## TASK INSTRUCTIONS
In the listing below, locate the lines that hold "icon" and copy them.

## SUPPLIED INFORMATION
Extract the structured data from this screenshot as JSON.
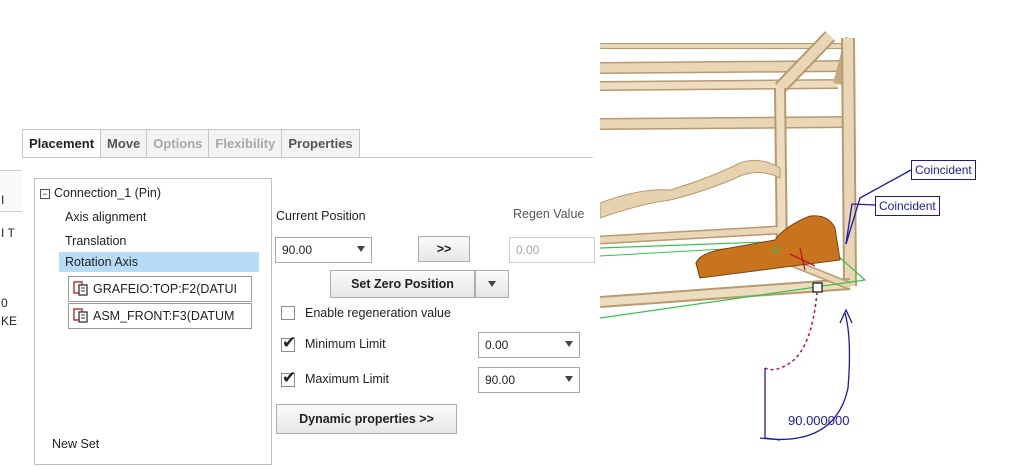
{
  "left_fragments": [
    "I",
    "I T",
    "0",
    "KE"
  ],
  "tabs": [
    {
      "label": "Placement",
      "state": "active"
    },
    {
      "label": "Move",
      "state": "normal"
    },
    {
      "label": "Options",
      "state": "disabled"
    },
    {
      "label": "Flexibility",
      "state": "disabled"
    },
    {
      "label": "Properties",
      "state": "normal"
    }
  ],
  "tree": {
    "root": "Connection_1 (Pin)",
    "items": [
      "Axis alignment",
      "Translation",
      "Rotation Axis"
    ],
    "selected": "Rotation Axis",
    "references": [
      "GRAFEIO:TOP:F2(DATUI",
      "ASM_FRONT:F3(DATUM"
    ],
    "new_set": "New Set"
  },
  "position": {
    "current_label": "Current Position",
    "current_value": "90.00",
    "copy_button": ">>",
    "regen_label": "Regen Value",
    "regen_value": "0.00",
    "set_zero_button": "Set Zero Position"
  },
  "options": {
    "enable_regen_label": "Enable regeneration value",
    "enable_regen_checked": false,
    "min_label": "Minimum Limit",
    "min_checked": true,
    "min_value": "0.00",
    "max_label": "Maximum Limit",
    "max_checked": true,
    "max_value": "90.00",
    "dynamic_button": "Dynamic properties >>"
  },
  "view3d": {
    "callouts": [
      "Coincident",
      "Coincident"
    ],
    "angle": "90.000000",
    "colors": {
      "frame": "#e6d3b2",
      "part": "#c8741e",
      "datum": "#36c24a",
      "annotation": "#1a1aa8",
      "dash": "#c0141e"
    }
  }
}
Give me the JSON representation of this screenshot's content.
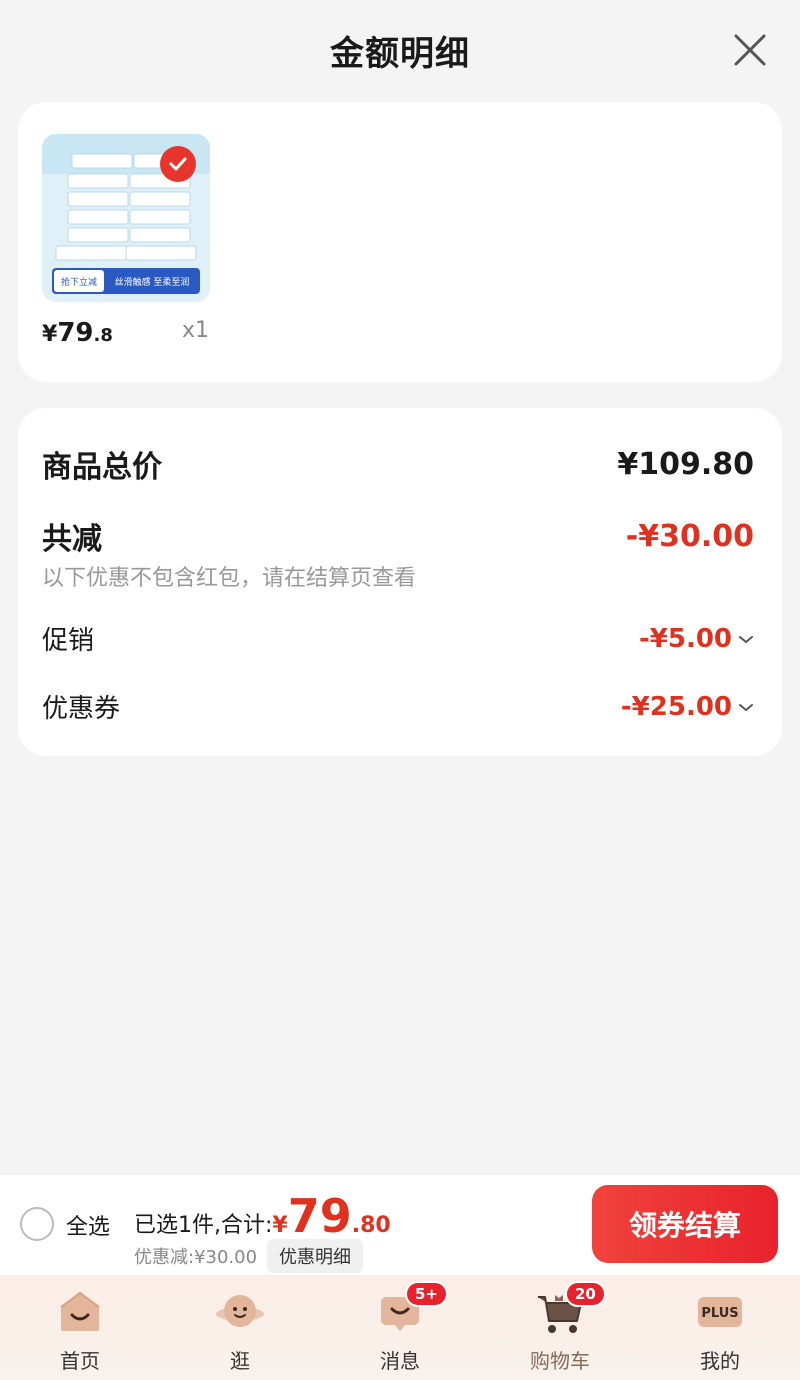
{
  "header": {
    "title": "金额明细"
  },
  "product": {
    "price_currency": "¥",
    "price_int": "79",
    "price_dec": ".8",
    "quantity": "x1",
    "image_texts": [
      "抢下立减",
      "丝滑触感 至柔至润"
    ]
  },
  "summary": {
    "total_label": "商品总价",
    "total_value": "¥109.80",
    "reduce_label": "共减",
    "reduce_value": "-¥30.00",
    "note": "以下优惠不包含红包，请在结算页查看",
    "promo_label": "促销",
    "promo_value": "-¥5.00",
    "coupon_label": "优惠券",
    "coupon_value": "-¥25.00"
  },
  "bottom": {
    "select_all": "全选",
    "selected_text": "已选1件,合计:",
    "total_currency": "¥",
    "total_int": "79",
    "total_dec": ".80",
    "discount_text": "优惠减:¥30.00",
    "detail_label": "优惠明细",
    "checkout_label": "领券结算"
  },
  "tabs": [
    {
      "label": "首页",
      "icon": "home-icon"
    },
    {
      "label": "逛",
      "icon": "planet-face-icon"
    },
    {
      "label": "消息",
      "icon": "message-icon",
      "badge": "5+"
    },
    {
      "label": "购物车",
      "icon": "cart-icon",
      "badge": "20"
    },
    {
      "label": "我的",
      "icon": "plus-icon"
    }
  ],
  "colors": {
    "accent_red": "#e0311f",
    "tab_bg": "#fbeee6"
  }
}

## TASK OUTPUT
      "icon": "home-icon"
      "icon": "planet-face-icon"
      "icon": "message-icon",
      "icon": "cart-icon",
      "icon": "plus-icon"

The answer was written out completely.